Work to complete: Write out, precisely and in full, each line of the material.

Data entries

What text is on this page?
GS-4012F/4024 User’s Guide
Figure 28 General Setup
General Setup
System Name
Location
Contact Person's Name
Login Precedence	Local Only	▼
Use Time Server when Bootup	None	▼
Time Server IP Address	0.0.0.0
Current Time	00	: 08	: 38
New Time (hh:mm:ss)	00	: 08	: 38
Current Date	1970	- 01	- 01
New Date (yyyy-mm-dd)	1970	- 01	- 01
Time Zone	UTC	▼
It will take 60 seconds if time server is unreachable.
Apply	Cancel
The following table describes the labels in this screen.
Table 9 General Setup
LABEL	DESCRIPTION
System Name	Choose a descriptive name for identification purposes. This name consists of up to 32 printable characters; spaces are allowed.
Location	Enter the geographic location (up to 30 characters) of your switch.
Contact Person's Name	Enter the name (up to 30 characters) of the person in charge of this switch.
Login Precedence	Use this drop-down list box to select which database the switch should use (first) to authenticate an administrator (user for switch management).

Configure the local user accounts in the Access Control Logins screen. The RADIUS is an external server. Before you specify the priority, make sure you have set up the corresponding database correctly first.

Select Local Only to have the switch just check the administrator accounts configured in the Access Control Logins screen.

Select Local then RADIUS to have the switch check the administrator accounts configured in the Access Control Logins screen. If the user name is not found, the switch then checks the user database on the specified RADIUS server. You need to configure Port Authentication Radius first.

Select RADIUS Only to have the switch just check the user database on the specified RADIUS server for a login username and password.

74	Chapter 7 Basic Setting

The reply:
What text is on this page?
GS-4012F/4024 User’s Guide
Figure 28 General Setup
General Setup
System Name
Location
Contact Person's Name
Login Precedence	Local Only	▼
Use Time Server when Bootup	None	▼
Time Server IP Address	0.0.0.0
Current Time	00	: 08	: 38
New Time (hh:mm:ss)	00	: 08	: 38
Current Date	1970	- 01	- 01
New Date (yyyy-mm-dd)	1970	- 01	- 01
Time Zone	UTC	▼
It will take 60 seconds if time server is unreachable.
Apply	Cancel
The following table describes the labels in this screen.
Table 9 General Setup
LABEL	DESCRIPTION
System Name	Choose a descriptive name for identification purposes. This name consists of up to 32 printable characters; spaces are allowed.
Location	Enter the geographic location (up to 30 characters) of your switch.
Contact Person's Name	Enter the name (up to 30 characters) of the person in charge of this switch.
Login Precedence	Use this drop-down list box to select which database the switch should use (first) to authenticate an administrator (user for switch management).

Configure the local user accounts in the Access Control Logins screen. The RADIUS is an external server. Before you specify the priority, make sure you have set up the corresponding database correctly first.

Select Local Only to have the switch just check the administrator accounts configured in the Access Control Logins screen.

Select Local then RADIUS to have the switch check the administrator accounts configured in the Access Control Logins screen. If the user name is not found, the switch then checks the user database on the specified RADIUS server. You need to configure Port Authentication Radius first.

Select RADIUS Only to have the switch just check the user database on the specified RADIUS server for a login username and password.

74	Chapter 7 Basic Setting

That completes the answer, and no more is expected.